■ WORK INSTRUCTIONS: Quote, verbatim, all material below, without pictures.

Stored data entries
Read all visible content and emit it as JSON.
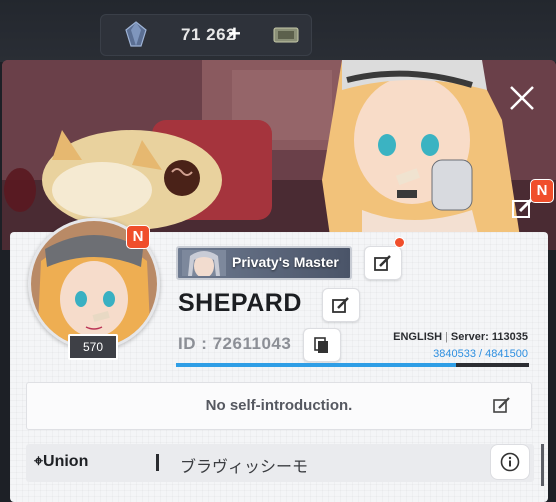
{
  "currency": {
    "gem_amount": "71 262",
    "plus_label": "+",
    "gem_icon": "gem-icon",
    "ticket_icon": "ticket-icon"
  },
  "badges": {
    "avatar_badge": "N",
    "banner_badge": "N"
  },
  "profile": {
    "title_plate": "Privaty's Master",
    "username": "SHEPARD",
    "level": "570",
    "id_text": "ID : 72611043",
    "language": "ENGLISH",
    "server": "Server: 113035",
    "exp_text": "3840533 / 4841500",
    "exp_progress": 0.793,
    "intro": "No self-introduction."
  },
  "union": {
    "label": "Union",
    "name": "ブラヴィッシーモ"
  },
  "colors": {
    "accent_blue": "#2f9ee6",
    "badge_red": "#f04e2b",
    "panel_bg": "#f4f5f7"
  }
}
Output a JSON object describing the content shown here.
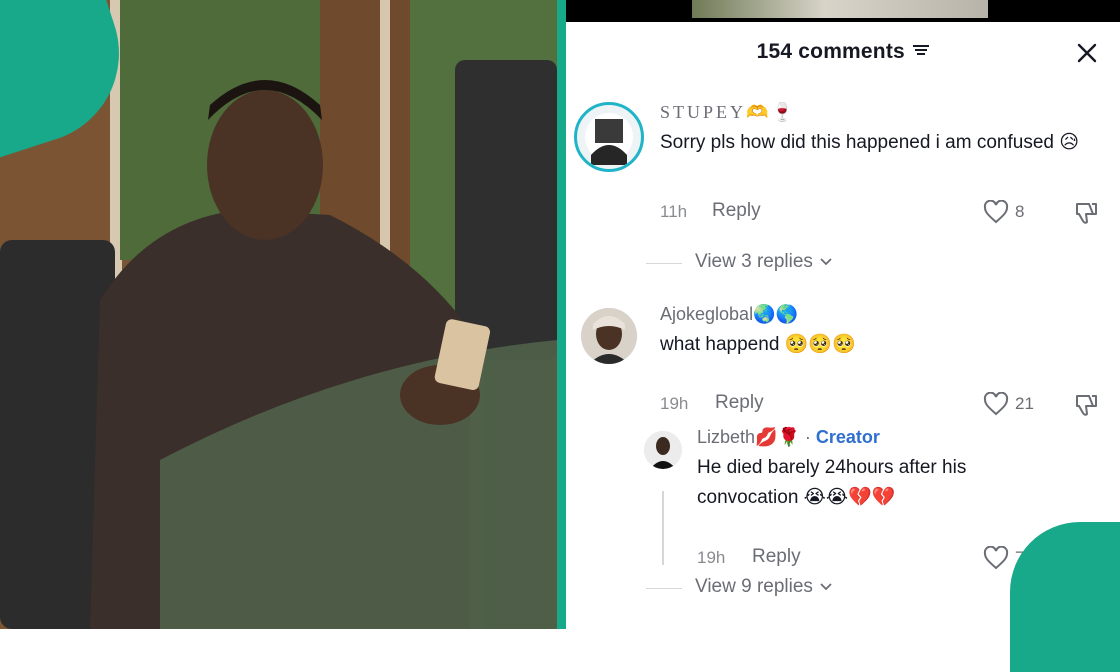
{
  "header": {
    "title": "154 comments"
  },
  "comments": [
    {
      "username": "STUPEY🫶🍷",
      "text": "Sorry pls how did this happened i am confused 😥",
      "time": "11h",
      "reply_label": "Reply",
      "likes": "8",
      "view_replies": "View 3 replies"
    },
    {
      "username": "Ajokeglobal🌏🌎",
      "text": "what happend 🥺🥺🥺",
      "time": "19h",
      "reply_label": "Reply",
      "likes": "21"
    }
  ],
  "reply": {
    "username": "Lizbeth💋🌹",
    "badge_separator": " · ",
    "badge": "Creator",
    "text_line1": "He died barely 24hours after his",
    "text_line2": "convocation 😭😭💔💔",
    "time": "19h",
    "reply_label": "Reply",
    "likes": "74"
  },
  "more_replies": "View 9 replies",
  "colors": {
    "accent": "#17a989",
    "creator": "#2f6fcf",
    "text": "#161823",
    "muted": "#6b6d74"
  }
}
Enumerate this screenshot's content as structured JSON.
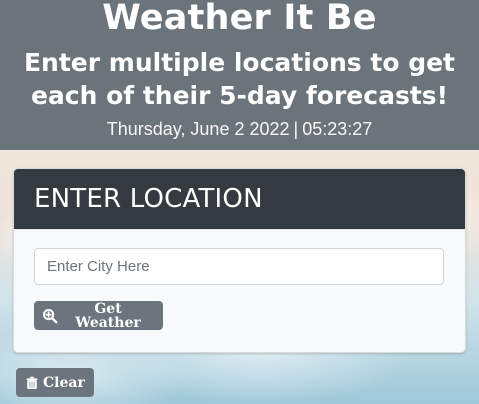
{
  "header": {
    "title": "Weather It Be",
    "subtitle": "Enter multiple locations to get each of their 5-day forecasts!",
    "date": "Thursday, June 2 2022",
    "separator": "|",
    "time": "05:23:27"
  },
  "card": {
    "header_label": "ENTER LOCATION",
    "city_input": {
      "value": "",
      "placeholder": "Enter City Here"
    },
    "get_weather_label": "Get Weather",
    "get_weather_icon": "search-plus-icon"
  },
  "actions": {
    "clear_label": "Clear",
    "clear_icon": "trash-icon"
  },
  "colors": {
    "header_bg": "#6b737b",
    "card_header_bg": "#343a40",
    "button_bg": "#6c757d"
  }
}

■ SOLUTION TO THIS TASK:
Read all visible content and emit it as JSON.
{
  "currency": {
    "gem_amount": "71 262",
    "plus_label": "+",
    "gem_icon": "gem-icon",
    "ticket_icon": "ticket-icon"
  },
  "badges": {
    "avatar_badge": "N",
    "banner_badge": "N"
  },
  "profile": {
    "title_plate": "Privaty's Master",
    "username": "SHEPARD",
    "level": "570",
    "id_text": "ID : 72611043",
    "language": "ENGLISH",
    "server": "Server: 113035",
    "exp_text": "3840533 / 4841500",
    "exp_progress": 0.793,
    "intro": "No self-introduction."
  },
  "union": {
    "label": "Union",
    "name": "ブラヴィッシーモ"
  },
  "colors": {
    "accent_blue": "#2f9ee6",
    "badge_red": "#f04e2b",
    "panel_bg": "#f4f5f7"
  }
}
Output a JSON object describing the content shown here.
{
  "header": {
    "title": "154 comments"
  },
  "comments": [
    {
      "username": "STUPEY🫶🍷",
      "text": "Sorry pls how did this happened i am confused 😥",
      "time": "11h",
      "reply_label": "Reply",
      "likes": "8",
      "view_replies": "View 3 replies"
    },
    {
      "username": "Ajokeglobal🌏🌎",
      "text": "what happend 🥺🥺🥺",
      "time": "19h",
      "reply_label": "Reply",
      "likes": "21"
    }
  ],
  "reply": {
    "username": "Lizbeth💋🌹",
    "badge_separator": " · ",
    "badge": "Creator",
    "text_line1": "He died barely 24hours after his",
    "text_line2": "convocation 😭😭💔💔",
    "time": "19h",
    "reply_label": "Reply",
    "likes": "74"
  },
  "more_replies": "View 9 replies",
  "colors": {
    "accent": "#17a989",
    "creator": "#2f6fcf",
    "text": "#161823",
    "muted": "#6b6d74"
  }
}
Enumerate this screenshot's content as structured JSON.
{
  "header": {
    "title": "Weather It Be",
    "subtitle": "Enter multiple locations to get each of their 5-day forecasts!",
    "date": "Thursday, June 2 2022",
    "separator": "|",
    "time": "05:23:27"
  },
  "card": {
    "header_label": "ENTER LOCATION",
    "city_input": {
      "value": "",
      "placeholder": "Enter City Here"
    },
    "get_weather_label": "Get Weather",
    "get_weather_icon": "search-plus-icon"
  },
  "actions": {
    "clear_label": "Clear",
    "clear_icon": "trash-icon"
  },
  "colors": {
    "header_bg": "#6b737b",
    "card_header_bg": "#343a40",
    "button_bg": "#6c757d"
  }
}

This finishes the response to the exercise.